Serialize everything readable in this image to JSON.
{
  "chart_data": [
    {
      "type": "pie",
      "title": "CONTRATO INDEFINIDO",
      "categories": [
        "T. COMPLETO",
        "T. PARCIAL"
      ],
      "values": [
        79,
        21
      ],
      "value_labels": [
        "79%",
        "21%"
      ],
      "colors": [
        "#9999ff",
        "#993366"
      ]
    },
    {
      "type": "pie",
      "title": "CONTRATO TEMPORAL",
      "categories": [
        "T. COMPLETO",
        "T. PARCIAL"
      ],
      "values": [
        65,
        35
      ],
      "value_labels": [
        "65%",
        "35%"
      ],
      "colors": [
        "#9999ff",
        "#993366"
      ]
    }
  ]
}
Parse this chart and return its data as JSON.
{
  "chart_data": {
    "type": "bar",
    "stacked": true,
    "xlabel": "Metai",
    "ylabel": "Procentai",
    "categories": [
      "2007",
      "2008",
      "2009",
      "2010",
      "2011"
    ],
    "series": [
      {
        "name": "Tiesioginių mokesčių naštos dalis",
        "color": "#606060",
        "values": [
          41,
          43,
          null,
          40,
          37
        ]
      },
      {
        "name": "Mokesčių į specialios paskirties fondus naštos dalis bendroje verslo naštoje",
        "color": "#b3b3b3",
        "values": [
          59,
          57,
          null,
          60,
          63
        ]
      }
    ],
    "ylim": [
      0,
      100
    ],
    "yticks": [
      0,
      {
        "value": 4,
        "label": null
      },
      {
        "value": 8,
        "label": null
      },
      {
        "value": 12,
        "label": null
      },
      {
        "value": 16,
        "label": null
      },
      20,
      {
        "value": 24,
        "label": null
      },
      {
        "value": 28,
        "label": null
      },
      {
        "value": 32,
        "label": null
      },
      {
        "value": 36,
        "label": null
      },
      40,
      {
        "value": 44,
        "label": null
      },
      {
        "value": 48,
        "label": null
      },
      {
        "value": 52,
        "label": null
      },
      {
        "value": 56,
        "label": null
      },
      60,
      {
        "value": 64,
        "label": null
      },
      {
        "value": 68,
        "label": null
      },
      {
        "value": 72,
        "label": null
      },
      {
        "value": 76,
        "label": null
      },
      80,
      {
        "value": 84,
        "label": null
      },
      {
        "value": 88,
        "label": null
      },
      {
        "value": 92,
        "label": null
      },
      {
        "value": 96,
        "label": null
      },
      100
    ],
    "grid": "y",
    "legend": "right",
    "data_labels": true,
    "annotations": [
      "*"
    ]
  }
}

● ● ● ● ● ● ●

- AIM OF THE TASK
Print out the whole listing exactly as it appears.

- EXERCISE RESPONSE
Serialize everything readable in this image to JSON.
{
  "chart_data": [
    {
      "type": "pie",
      "title": "CONTRATO INDEFINIDO",
      "categories": [
        "T. COMPLETO",
        "T. PARCIAL"
      ],
      "values": [
        79,
        21
      ],
      "value_labels": [
        "79%",
        "21%"
      ],
      "colors": [
        "#9999ff",
        "#993366"
      ]
    },
    {
      "type": "pie",
      "title": "CONTRATO TEMPORAL",
      "categories": [
        "T. COMPLETO",
        "T. PARCIAL"
      ],
      "values": [
        65,
        35
      ],
      "value_labels": [
        "65%",
        "35%"
      ],
      "colors": [
        "#9999ff",
        "#993366"
      ]
    }
  ]
}
Parse this chart and return its data as JSON.
{
  "chart_data": {
    "type": "bar",
    "stacked": true,
    "xlabel": "Metai",
    "ylabel": "Procentai",
    "categories": [
      "2007",
      "2008",
      "2009",
      "2010",
      "2011"
    ],
    "series": [
      {
        "name": "Tiesioginių mokesčių naštos dalis",
        "color": "#606060",
        "values": [
          41,
          43,
          null,
          40,
          37
        ]
      },
      {
        "name": "Mokesčių į specialios paskirties fondus naštos dalis bendroje verslo naštoje",
        "color": "#b3b3b3",
        "values": [
          59,
          57,
          null,
          60,
          63
        ]
      }
    ],
    "ylim": [
      0,
      100
    ],
    "yticks": [
      0,
      {
        "value": 4,
        "label": null
      },
      {
        "value": 8,
        "label": null
      },
      {
        "value": 12,
        "label": null
      },
      {
        "value": 16,
        "label": null
      },
      20,
      {
        "value": 24,
        "label": null
      },
      {
        "value": 28,
        "label": null
      },
      {
        "value": 32,
        "label": null
      },
      {
        "value": 36,
        "label": null
      },
      40,
      {
        "value": 44,
        "label": null
      },
      {
        "value": 48,
        "label": null
      },
      {
        "value": 52,
        "label": null
      },
      {
        "value": 56,
        "label": null
      },
      60,
      {
        "value": 64,
        "label": null
      },
      {
        "value": 68,
        "label": null
      },
      {
        "value": 72,
        "label": null
      },
      {
        "value": 76,
        "label": null
      },
      80,
      {
        "value": 84,
        "label": null
      },
      {
        "value": 88,
        "label": null
      },
      {
        "value": 92,
        "label": null
      },
      {
        "value": 96,
        "label": null
      },
      100
    ],
    "grid": "y",
    "legend": "right",
    "data_labels": true,
    "annotations": [
      "*"
    ]
  }
}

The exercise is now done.